◆ **Part of a data file**

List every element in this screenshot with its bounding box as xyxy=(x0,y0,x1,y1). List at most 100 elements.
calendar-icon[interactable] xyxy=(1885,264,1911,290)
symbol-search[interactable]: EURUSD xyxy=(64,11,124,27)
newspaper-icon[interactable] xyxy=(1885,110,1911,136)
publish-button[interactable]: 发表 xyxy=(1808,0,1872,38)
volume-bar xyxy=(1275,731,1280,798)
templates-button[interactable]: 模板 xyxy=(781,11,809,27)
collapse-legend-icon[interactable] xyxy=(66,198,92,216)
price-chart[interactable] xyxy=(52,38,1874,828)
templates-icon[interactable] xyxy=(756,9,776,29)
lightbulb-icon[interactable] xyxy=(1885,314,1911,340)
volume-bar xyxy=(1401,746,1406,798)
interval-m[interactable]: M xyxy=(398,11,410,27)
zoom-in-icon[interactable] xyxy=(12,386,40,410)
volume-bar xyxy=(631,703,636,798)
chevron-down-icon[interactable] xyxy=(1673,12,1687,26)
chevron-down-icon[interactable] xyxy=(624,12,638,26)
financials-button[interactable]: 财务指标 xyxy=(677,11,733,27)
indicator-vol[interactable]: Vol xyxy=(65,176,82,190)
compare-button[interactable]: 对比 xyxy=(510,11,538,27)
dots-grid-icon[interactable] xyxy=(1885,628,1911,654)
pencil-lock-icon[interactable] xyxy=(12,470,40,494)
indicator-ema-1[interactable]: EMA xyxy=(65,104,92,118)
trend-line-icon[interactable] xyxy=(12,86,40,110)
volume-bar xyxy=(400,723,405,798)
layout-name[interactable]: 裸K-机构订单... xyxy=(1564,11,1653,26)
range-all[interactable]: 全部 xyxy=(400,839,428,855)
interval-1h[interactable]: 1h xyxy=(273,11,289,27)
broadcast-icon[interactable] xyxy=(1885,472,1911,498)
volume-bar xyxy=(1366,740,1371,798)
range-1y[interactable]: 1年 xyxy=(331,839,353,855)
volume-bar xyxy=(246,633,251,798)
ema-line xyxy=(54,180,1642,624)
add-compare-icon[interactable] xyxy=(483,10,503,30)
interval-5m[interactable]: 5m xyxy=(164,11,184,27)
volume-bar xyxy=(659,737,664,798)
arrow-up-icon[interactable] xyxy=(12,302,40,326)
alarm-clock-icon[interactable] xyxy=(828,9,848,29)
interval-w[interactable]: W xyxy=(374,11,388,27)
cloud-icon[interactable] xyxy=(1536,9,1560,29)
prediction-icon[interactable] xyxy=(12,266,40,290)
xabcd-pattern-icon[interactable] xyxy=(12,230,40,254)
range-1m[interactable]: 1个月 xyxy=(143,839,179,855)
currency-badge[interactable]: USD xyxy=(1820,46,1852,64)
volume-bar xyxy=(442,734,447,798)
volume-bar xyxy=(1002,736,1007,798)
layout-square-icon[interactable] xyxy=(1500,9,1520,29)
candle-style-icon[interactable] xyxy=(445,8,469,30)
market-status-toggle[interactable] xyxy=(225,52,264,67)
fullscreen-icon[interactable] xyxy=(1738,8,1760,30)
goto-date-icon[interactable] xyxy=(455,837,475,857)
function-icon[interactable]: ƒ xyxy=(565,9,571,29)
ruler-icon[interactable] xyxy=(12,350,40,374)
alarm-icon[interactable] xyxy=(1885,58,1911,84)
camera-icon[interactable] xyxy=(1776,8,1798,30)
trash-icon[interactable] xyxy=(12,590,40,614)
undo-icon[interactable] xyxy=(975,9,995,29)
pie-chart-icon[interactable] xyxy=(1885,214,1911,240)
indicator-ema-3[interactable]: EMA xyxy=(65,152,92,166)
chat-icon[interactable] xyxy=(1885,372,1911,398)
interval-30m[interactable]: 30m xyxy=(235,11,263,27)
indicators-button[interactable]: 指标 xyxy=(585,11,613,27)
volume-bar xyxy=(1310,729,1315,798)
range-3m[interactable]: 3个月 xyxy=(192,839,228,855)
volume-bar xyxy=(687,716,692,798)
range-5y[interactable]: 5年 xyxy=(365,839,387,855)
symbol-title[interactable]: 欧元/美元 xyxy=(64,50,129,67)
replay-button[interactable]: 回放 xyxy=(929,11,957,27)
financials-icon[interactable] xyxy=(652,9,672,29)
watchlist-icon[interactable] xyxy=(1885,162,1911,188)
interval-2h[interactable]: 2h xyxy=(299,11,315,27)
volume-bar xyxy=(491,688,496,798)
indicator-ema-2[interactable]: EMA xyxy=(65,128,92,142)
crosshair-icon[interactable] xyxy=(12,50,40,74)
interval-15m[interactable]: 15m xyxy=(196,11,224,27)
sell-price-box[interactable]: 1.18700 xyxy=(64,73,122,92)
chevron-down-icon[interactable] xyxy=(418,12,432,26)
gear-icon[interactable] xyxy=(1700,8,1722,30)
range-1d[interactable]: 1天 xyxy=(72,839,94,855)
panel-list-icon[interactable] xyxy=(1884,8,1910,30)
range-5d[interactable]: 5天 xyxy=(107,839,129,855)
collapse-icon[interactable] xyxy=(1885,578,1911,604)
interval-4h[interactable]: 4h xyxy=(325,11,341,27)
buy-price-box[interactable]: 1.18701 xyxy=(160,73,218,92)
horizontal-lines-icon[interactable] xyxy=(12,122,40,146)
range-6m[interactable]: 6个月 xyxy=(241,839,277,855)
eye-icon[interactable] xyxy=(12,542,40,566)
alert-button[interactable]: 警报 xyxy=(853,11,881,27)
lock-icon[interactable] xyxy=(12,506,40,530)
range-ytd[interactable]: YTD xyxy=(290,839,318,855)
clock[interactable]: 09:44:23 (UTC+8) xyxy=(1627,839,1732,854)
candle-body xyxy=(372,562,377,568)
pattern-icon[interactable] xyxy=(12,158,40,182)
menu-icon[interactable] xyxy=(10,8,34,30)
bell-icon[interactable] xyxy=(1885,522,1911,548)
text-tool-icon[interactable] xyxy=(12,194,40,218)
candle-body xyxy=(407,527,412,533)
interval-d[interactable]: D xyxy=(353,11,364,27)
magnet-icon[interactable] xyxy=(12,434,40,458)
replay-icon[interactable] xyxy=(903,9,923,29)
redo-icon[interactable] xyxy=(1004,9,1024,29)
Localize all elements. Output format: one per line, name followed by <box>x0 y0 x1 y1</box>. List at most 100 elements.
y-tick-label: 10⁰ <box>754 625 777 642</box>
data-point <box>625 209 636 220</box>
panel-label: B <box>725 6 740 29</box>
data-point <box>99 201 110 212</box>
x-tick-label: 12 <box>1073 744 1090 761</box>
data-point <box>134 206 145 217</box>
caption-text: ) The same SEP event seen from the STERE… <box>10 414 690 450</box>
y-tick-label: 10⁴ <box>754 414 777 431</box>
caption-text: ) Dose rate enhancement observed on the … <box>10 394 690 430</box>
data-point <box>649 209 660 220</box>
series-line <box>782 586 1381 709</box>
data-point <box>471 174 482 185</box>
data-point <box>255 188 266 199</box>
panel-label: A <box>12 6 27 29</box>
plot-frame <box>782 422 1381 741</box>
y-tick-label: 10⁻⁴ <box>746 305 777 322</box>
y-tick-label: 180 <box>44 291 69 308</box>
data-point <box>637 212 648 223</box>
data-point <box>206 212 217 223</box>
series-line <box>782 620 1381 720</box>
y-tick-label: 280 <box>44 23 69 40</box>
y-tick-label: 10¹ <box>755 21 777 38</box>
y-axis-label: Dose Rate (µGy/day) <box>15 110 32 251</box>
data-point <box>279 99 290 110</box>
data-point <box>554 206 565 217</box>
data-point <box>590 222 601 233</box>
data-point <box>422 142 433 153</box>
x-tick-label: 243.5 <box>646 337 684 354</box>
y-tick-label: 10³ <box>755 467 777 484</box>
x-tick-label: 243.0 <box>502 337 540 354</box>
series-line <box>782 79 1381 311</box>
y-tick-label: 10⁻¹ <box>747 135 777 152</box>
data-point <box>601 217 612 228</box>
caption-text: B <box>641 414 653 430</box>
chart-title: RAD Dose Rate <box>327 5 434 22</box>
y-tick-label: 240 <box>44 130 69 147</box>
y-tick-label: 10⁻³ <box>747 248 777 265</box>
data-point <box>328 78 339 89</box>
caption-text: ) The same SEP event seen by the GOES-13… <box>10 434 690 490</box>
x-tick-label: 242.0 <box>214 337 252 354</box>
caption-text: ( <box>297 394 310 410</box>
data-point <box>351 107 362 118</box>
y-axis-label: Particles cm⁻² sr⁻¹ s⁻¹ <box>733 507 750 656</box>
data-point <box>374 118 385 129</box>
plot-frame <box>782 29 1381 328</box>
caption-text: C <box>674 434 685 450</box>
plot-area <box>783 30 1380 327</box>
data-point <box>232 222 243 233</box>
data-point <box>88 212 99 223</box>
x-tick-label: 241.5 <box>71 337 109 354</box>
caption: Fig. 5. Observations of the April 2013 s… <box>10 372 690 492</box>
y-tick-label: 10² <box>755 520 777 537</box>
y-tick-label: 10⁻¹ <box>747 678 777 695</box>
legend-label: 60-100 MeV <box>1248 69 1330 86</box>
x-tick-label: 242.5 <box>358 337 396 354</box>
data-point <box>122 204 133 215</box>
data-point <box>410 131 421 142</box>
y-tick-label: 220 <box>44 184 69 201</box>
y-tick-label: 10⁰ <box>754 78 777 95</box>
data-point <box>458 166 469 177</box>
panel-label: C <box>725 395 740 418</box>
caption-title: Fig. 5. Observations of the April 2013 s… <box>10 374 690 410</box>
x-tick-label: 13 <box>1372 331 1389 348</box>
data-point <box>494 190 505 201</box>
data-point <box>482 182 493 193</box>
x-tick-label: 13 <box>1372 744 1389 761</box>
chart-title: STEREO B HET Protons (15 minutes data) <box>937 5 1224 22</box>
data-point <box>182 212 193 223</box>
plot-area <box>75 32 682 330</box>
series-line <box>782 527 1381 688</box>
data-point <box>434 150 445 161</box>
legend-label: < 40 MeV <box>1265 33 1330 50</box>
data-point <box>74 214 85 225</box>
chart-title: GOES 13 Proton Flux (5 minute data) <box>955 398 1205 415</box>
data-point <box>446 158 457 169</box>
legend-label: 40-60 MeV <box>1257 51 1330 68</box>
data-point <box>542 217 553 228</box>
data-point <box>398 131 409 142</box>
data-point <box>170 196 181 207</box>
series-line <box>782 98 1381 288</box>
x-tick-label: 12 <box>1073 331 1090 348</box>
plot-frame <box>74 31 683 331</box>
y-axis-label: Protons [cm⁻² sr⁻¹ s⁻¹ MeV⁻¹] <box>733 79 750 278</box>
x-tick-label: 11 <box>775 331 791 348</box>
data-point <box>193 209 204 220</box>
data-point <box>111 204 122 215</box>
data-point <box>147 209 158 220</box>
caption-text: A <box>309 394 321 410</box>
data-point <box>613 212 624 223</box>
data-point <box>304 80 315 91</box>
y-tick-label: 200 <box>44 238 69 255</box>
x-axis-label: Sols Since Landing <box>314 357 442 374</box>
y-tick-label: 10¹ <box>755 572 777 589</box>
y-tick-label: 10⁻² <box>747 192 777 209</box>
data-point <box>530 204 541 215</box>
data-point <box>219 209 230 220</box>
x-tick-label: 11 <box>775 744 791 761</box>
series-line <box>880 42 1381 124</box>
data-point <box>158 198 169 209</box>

◆ **EXERCISE REQUIREMENTS**
Reproduce the material word for word, from its first line through the line containing "trend-line-icon[interactable] xyxy=(12,86,40,110)".

◆ **FULL SOLUTION**
List every element in this screenshot with its bounding box as xyxy=(x0,y0,x1,y1). List at most 100 elements.
calendar-icon[interactable] xyxy=(1885,264,1911,290)
symbol-search[interactable]: EURUSD xyxy=(64,11,124,27)
newspaper-icon[interactable] xyxy=(1885,110,1911,136)
publish-button[interactable]: 发表 xyxy=(1808,0,1872,38)
volume-bar xyxy=(1275,731,1280,798)
templates-button[interactable]: 模板 xyxy=(781,11,809,27)
collapse-legend-icon[interactable] xyxy=(66,198,92,216)
price-chart[interactable] xyxy=(52,38,1874,828)
templates-icon[interactable] xyxy=(756,9,776,29)
lightbulb-icon[interactable] xyxy=(1885,314,1911,340)
volume-bar xyxy=(1401,746,1406,798)
interval-m[interactable]: M xyxy=(398,11,410,27)
zoom-in-icon[interactable] xyxy=(12,386,40,410)
volume-bar xyxy=(631,703,636,798)
chevron-down-icon[interactable] xyxy=(1673,12,1687,26)
chevron-down-icon[interactable] xyxy=(624,12,638,26)
financials-button[interactable]: 财务指标 xyxy=(677,11,733,27)
indicator-vol[interactable]: Vol xyxy=(65,176,82,190)
compare-button[interactable]: 对比 xyxy=(510,11,538,27)
dots-grid-icon[interactable] xyxy=(1885,628,1911,654)
pencil-lock-icon[interactable] xyxy=(12,470,40,494)
indicator-ema-1[interactable]: EMA xyxy=(65,104,92,118)
trend-line-icon[interactable] xyxy=(12,86,40,110)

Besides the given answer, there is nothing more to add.